[Input data]

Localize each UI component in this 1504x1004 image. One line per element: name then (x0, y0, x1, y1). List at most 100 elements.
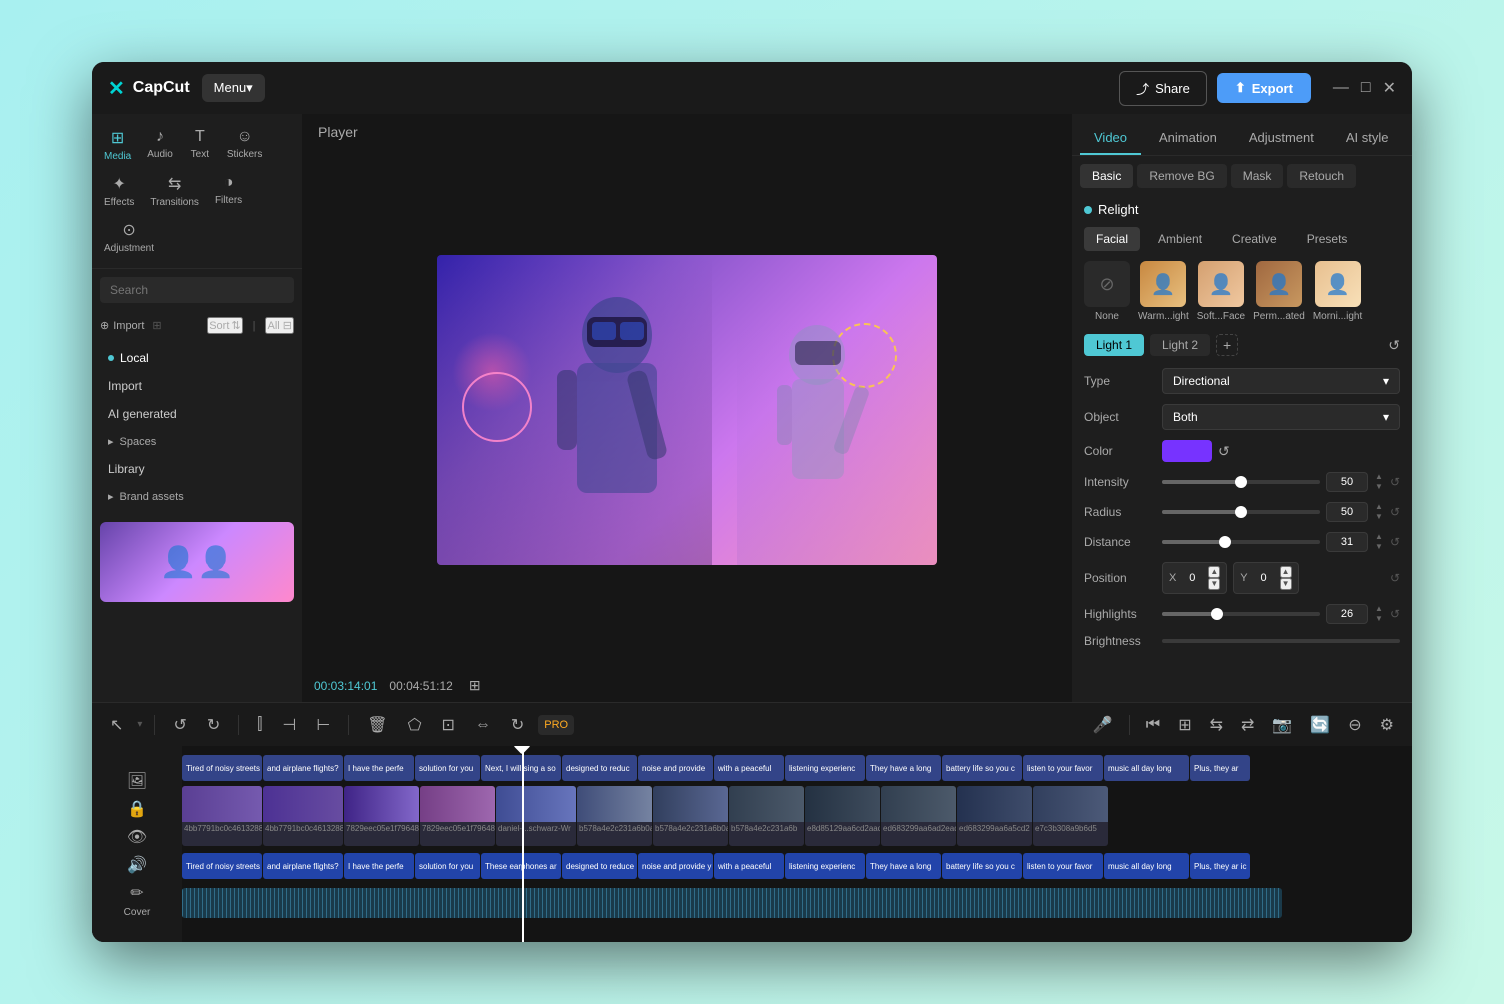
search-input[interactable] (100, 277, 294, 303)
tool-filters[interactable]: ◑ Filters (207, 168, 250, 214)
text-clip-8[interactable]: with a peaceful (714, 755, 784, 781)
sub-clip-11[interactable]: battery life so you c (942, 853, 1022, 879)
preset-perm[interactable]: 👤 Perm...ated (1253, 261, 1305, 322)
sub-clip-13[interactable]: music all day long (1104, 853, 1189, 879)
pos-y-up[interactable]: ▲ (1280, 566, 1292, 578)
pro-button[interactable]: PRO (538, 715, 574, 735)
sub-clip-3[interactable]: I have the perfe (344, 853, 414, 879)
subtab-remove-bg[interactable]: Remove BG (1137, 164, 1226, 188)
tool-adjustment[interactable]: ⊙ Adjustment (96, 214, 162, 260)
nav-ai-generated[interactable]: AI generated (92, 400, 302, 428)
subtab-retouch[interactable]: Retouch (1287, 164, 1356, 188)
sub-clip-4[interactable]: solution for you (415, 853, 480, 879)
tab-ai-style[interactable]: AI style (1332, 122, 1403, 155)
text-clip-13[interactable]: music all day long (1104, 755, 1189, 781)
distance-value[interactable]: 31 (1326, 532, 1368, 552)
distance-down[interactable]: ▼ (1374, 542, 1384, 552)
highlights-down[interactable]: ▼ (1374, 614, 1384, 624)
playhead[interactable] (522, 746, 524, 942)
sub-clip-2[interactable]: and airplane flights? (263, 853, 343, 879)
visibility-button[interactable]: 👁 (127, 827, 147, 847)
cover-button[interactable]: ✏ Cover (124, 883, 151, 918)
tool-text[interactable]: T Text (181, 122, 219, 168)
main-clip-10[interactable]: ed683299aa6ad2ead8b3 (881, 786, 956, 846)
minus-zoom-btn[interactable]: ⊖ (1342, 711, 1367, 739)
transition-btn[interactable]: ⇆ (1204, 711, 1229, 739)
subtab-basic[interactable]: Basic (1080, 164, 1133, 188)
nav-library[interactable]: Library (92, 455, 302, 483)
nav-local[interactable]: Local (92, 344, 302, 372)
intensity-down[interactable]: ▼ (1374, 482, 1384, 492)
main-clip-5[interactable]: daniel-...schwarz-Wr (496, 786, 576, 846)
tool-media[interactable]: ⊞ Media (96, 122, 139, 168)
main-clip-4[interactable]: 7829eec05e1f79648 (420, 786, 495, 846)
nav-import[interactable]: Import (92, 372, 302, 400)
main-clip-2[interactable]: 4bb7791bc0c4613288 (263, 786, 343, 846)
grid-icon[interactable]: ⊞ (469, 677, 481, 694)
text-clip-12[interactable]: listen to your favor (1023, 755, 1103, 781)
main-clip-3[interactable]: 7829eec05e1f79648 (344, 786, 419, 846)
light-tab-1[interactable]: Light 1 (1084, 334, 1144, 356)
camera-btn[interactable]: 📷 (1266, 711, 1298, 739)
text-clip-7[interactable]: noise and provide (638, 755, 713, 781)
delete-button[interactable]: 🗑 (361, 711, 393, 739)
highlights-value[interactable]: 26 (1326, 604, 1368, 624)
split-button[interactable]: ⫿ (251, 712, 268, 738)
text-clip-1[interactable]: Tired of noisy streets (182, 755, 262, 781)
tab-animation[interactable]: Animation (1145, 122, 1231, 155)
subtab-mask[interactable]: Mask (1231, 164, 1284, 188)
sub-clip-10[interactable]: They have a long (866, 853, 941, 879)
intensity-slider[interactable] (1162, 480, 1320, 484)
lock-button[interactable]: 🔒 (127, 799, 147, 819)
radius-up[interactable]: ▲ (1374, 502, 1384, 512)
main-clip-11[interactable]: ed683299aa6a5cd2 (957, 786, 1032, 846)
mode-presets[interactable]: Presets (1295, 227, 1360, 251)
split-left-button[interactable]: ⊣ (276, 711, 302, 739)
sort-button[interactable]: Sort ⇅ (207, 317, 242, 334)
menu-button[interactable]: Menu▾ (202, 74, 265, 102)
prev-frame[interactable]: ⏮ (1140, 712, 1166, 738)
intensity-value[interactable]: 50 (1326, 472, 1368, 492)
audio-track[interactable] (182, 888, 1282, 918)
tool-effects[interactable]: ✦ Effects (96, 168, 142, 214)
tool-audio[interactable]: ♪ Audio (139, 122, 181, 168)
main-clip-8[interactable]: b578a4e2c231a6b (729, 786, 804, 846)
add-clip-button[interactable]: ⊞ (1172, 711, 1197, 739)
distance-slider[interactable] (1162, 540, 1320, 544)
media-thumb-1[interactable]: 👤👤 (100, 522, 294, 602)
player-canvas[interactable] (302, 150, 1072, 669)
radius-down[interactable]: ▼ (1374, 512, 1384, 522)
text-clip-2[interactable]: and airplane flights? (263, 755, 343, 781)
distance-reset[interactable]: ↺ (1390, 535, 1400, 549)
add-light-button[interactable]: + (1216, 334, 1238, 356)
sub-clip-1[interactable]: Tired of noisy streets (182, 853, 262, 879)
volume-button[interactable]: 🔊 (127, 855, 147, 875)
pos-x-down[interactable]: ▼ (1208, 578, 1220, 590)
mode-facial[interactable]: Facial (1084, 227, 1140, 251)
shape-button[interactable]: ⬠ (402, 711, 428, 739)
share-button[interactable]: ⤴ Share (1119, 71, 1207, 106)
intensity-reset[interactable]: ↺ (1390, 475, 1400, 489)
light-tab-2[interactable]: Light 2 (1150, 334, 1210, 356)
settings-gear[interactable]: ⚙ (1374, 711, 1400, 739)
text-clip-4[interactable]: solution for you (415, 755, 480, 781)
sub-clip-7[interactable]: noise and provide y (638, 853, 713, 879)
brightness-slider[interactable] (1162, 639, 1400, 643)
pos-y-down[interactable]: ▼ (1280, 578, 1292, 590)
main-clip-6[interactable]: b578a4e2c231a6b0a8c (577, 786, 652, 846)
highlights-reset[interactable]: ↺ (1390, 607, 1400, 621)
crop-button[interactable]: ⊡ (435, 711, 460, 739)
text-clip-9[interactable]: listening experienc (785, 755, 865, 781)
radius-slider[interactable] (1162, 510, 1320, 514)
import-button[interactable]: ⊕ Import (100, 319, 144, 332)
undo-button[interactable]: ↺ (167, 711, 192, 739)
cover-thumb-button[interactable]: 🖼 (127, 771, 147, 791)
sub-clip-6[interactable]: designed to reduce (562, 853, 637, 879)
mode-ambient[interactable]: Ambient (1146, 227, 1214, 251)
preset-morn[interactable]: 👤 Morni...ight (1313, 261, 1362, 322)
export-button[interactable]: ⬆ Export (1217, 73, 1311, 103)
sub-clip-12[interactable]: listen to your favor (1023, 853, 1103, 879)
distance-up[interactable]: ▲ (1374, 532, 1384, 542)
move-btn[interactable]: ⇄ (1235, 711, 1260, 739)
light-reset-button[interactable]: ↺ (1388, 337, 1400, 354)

---

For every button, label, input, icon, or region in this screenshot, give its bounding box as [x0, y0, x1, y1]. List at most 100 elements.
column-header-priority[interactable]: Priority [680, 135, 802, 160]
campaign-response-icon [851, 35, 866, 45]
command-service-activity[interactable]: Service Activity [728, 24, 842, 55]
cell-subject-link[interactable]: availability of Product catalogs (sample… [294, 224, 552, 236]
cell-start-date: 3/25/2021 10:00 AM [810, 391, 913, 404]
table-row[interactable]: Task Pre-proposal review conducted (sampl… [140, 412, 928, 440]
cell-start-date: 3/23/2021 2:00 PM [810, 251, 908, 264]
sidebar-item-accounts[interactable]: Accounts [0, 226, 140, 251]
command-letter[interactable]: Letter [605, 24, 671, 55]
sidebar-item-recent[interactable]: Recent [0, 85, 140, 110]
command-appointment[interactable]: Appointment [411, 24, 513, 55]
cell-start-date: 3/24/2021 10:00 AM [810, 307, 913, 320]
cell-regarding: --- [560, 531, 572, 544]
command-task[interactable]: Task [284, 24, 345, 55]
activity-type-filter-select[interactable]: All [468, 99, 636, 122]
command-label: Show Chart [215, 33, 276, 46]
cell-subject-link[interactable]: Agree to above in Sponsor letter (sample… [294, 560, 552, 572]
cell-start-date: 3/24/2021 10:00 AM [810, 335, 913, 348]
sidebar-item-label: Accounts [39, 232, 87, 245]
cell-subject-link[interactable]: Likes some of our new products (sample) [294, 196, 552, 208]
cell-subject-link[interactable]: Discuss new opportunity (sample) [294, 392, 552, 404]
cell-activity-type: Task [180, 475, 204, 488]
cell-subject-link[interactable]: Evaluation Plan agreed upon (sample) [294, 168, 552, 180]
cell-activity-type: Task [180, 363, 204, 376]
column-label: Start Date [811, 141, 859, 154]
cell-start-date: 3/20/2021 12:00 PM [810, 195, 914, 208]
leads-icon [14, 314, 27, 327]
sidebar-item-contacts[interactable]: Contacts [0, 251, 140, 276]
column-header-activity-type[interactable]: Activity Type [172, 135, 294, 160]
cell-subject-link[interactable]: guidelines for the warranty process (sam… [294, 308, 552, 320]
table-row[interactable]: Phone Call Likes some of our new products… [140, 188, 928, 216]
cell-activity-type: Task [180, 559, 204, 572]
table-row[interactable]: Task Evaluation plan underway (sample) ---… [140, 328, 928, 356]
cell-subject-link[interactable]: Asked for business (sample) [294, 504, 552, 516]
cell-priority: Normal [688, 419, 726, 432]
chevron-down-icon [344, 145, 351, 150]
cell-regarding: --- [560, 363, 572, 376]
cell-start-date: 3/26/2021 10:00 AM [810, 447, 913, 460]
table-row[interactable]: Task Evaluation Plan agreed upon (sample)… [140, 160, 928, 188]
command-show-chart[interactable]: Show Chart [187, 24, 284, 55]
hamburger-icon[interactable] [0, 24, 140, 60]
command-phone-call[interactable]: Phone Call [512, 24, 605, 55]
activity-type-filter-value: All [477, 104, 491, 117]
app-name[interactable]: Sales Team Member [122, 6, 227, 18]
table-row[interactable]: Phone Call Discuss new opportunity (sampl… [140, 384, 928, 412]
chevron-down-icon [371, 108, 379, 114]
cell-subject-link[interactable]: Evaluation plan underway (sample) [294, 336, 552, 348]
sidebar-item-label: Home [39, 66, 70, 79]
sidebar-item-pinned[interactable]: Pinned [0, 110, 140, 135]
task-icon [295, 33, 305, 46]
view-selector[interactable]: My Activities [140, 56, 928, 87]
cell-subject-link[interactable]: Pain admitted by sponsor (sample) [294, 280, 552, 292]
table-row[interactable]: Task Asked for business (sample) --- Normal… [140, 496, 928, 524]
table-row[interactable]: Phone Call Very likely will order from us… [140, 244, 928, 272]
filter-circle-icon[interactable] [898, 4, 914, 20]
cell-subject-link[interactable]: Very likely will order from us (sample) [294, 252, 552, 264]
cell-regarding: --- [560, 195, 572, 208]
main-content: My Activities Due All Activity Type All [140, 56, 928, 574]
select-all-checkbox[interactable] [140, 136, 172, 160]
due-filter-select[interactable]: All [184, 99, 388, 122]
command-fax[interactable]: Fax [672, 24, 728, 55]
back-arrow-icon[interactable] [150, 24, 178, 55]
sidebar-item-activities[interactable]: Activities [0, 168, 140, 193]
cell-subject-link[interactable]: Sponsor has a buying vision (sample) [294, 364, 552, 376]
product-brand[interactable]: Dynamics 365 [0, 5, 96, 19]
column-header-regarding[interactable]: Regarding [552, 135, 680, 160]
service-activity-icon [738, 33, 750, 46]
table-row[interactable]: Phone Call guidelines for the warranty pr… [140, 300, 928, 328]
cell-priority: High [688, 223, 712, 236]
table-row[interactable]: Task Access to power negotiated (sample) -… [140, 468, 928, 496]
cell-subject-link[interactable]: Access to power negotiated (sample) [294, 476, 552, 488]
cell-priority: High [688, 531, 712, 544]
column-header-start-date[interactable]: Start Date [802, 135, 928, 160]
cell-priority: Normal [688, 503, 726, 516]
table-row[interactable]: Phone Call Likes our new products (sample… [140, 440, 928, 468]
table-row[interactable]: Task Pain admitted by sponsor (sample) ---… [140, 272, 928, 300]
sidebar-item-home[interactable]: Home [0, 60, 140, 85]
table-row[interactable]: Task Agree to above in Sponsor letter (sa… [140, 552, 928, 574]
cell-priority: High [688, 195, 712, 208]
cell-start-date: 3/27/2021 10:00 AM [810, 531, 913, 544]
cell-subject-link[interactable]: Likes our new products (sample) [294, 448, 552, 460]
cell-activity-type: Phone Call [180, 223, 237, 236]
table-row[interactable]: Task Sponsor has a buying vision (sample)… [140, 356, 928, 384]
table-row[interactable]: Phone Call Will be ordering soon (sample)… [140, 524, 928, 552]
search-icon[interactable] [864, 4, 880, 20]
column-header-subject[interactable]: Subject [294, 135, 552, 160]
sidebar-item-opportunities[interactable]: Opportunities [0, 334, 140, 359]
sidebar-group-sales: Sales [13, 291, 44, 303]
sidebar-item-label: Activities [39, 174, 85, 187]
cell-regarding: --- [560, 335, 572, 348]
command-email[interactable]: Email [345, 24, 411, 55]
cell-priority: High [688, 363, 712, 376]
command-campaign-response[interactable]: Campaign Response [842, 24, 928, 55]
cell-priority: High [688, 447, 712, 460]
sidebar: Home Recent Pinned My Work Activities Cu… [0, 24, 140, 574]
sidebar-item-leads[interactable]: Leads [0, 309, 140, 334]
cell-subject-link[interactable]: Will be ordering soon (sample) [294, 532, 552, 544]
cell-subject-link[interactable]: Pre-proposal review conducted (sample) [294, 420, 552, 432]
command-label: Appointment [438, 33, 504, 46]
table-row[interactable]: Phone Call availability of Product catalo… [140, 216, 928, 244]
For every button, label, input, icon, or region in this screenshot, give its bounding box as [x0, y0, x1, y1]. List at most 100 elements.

[Task statement]
Copy verbatim the stretch of entries from the line containing "search-input[interactable] (100, 277, 294, 303)" through the line containing "subtab-retouch[interactable]: Retouch (1287, 164, 1356, 188)", including both of those lines.

[Expected answer]
search-input[interactable] (100, 277, 294, 303)
tool-filters[interactable]: ◑ Filters (207, 168, 250, 214)
text-clip-8[interactable]: with a peaceful (714, 755, 784, 781)
sub-clip-11[interactable]: battery life so you c (942, 853, 1022, 879)
preset-perm[interactable]: 👤 Perm...ated (1253, 261, 1305, 322)
sub-clip-13[interactable]: music all day long (1104, 853, 1189, 879)
pos-y-up[interactable]: ▲ (1280, 566, 1292, 578)
pro-button[interactable]: PRO (538, 715, 574, 735)
sub-clip-3[interactable]: I have the perfe (344, 853, 414, 879)
subtab-remove-bg[interactable]: Remove BG (1137, 164, 1226, 188)
tool-adjustment[interactable]: ⊙ Adjustment (96, 214, 162, 260)
nav-ai-generated[interactable]: AI generated (92, 400, 302, 428)
subtab-retouch[interactable]: Retouch (1287, 164, 1356, 188)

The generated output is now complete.